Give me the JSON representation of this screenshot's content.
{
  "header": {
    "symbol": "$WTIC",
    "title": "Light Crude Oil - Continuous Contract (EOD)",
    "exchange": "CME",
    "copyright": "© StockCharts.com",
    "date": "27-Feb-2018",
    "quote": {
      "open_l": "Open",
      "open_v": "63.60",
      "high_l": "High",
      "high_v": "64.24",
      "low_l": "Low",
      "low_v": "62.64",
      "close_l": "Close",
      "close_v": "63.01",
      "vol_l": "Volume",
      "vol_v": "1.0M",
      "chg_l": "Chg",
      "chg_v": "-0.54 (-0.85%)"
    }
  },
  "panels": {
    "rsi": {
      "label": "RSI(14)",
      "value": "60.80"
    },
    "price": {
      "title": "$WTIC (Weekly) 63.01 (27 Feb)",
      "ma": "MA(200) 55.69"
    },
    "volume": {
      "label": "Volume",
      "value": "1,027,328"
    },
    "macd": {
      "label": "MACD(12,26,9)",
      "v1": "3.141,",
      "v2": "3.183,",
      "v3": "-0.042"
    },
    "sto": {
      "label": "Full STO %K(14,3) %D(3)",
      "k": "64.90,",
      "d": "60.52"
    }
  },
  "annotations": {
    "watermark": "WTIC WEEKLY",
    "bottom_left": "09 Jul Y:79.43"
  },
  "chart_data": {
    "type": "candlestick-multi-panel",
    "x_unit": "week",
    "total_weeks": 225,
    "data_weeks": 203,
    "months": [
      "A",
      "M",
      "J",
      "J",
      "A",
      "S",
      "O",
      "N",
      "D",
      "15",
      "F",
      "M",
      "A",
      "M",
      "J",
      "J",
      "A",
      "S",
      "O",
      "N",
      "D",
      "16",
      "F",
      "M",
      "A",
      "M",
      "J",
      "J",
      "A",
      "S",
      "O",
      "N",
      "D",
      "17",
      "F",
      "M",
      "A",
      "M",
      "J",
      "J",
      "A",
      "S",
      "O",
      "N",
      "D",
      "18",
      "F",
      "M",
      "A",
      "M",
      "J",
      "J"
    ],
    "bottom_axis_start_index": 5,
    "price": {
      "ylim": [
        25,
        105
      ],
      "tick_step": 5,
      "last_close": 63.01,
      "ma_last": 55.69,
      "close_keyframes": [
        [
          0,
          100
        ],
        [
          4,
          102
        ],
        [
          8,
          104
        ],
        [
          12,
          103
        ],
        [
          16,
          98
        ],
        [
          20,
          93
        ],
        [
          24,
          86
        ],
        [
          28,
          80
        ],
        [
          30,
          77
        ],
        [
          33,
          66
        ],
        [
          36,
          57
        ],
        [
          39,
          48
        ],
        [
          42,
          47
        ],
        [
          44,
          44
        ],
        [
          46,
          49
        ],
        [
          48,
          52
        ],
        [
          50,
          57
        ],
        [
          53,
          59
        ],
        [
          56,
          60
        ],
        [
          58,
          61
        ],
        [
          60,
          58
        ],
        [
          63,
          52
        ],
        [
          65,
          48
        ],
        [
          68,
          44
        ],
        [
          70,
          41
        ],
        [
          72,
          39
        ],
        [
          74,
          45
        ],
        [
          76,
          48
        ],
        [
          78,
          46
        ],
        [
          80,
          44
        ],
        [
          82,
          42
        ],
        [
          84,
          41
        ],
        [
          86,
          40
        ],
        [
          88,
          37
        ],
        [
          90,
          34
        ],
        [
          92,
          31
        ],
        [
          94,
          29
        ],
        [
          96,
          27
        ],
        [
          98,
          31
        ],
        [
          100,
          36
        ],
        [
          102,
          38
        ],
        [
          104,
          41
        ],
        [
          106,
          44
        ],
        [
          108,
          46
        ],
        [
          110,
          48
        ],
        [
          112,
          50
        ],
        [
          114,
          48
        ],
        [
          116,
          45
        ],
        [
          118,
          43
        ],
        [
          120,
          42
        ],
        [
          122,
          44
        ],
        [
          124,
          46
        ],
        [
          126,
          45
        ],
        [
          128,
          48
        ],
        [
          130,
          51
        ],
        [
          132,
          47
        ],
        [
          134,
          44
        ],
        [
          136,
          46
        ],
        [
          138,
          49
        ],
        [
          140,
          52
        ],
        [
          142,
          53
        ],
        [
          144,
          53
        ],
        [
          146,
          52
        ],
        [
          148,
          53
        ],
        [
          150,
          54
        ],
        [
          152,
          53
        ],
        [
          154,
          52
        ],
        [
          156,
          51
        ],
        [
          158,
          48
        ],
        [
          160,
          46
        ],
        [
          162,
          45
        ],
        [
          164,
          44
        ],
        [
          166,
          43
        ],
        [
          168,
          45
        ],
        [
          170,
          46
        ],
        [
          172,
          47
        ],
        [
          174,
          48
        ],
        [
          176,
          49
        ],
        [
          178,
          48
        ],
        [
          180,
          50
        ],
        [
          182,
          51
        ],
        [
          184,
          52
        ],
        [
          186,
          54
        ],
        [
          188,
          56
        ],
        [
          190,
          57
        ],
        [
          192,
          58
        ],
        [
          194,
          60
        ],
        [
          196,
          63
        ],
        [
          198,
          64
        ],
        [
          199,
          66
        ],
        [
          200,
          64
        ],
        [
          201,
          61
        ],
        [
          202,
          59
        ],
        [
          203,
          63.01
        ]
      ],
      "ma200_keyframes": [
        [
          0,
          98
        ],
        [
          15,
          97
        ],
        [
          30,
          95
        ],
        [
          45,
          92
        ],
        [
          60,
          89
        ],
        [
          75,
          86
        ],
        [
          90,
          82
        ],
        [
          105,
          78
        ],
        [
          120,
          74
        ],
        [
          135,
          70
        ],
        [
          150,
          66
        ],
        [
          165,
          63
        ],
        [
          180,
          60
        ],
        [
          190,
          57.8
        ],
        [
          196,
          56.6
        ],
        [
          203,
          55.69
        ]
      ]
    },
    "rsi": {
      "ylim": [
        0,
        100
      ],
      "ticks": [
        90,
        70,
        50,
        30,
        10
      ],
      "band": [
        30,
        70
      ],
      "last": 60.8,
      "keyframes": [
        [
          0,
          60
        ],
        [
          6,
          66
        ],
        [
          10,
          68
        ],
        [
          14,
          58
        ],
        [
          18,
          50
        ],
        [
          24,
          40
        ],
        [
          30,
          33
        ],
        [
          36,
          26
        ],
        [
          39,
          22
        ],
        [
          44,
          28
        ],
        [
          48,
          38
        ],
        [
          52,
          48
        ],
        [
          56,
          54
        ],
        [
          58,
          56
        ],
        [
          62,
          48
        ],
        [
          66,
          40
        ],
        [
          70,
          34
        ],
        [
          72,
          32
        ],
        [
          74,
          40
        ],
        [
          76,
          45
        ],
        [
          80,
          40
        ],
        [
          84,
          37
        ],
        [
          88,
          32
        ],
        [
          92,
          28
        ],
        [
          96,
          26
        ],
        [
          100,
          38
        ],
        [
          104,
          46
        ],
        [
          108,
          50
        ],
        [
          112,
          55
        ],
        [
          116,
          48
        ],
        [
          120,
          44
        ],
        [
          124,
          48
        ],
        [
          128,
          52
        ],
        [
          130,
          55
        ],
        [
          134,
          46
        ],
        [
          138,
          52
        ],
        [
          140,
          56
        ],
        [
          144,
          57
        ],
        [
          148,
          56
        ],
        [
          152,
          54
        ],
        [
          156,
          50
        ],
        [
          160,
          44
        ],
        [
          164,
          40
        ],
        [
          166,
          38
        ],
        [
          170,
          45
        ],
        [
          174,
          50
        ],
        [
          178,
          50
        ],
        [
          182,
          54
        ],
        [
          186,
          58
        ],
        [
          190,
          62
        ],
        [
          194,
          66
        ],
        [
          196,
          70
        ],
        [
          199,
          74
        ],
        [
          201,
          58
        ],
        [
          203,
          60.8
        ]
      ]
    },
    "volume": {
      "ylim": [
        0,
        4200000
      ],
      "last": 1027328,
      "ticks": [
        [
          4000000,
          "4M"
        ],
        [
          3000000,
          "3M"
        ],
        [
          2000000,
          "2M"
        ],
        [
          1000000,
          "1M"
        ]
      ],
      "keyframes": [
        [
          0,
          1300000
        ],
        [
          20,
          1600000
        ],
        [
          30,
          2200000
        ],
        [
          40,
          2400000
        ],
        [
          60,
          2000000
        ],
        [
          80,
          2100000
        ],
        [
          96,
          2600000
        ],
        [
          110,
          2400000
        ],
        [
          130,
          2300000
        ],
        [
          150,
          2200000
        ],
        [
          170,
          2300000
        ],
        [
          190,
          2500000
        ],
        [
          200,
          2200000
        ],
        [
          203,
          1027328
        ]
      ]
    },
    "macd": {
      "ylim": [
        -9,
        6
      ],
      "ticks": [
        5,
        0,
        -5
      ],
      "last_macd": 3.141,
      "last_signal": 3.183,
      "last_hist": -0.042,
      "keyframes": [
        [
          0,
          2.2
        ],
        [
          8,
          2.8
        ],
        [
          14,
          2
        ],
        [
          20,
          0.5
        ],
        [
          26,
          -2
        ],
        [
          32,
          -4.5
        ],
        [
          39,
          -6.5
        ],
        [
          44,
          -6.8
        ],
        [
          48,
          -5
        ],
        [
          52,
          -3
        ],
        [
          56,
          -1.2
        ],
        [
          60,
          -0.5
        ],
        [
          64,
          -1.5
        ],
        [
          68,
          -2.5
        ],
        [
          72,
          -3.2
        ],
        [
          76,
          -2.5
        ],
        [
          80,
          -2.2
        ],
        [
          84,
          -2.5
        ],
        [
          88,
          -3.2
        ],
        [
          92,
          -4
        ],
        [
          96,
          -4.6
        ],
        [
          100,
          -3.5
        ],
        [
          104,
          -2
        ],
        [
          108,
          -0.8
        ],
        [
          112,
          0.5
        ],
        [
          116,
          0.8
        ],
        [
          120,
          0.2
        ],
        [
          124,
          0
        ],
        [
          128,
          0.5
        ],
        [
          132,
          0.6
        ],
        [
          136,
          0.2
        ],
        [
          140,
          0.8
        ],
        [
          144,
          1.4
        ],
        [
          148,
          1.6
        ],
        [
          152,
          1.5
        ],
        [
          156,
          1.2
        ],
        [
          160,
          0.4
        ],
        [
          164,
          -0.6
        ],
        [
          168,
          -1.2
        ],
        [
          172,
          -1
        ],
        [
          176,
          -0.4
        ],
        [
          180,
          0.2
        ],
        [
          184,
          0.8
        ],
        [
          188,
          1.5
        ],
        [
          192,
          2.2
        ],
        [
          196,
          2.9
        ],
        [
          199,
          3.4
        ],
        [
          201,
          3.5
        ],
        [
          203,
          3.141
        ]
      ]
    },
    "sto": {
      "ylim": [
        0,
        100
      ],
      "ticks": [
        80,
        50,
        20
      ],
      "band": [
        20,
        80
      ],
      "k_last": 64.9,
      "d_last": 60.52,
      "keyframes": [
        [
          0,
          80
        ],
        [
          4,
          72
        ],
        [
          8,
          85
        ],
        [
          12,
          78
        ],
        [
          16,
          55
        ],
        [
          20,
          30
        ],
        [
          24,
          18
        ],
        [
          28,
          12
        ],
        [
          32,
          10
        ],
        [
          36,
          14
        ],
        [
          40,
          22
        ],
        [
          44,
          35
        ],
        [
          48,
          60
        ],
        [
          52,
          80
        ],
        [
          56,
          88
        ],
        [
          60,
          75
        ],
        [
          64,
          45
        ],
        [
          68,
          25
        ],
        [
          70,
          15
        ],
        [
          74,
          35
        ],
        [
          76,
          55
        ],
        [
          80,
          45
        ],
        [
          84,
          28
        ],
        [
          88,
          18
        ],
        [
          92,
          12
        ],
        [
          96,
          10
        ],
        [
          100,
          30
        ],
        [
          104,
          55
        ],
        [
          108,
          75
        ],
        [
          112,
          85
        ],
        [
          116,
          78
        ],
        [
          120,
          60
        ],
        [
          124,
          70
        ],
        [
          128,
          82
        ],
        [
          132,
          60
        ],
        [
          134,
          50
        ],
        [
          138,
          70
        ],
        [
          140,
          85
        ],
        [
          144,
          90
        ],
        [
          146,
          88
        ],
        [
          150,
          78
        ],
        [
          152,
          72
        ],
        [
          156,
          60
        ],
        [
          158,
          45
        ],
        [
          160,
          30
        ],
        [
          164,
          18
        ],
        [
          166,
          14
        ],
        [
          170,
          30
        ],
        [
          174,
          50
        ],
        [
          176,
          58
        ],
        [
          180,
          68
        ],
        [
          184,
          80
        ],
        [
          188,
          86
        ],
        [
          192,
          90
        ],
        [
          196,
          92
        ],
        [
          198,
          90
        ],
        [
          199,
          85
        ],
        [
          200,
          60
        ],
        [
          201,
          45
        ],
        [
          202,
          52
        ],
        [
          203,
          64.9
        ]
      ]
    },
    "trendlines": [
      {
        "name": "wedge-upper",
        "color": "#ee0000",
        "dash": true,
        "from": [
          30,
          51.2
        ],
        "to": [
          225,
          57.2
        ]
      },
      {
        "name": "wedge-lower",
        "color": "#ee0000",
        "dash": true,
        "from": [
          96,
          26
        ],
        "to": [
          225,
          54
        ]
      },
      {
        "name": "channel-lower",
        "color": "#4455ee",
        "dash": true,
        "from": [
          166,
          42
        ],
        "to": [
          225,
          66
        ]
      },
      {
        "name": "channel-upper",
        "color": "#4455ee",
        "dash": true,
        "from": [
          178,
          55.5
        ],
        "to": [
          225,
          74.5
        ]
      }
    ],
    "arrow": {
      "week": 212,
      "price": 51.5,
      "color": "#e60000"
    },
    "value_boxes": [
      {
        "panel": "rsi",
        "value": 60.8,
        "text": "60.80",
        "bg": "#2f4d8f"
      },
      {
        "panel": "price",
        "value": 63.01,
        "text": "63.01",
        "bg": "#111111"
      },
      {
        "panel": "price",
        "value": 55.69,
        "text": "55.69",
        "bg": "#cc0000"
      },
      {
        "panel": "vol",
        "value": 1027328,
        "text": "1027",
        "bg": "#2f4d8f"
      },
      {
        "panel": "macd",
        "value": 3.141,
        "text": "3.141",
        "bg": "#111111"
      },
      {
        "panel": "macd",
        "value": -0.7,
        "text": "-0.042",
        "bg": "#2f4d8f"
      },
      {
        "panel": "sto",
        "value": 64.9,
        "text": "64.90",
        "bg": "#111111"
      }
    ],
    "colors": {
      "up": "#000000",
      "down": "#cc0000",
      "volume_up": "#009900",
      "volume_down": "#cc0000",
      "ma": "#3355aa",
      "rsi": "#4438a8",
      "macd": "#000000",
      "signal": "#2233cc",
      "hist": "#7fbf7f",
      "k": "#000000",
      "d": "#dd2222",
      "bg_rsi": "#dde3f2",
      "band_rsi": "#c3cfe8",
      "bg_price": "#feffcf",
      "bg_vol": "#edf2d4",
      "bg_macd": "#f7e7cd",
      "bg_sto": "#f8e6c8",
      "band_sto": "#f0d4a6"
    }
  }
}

Request: Filter the records above for "channel" and copy every matching line.

Completed task:
        "name": "channel-lower",
        "name": "channel-upper",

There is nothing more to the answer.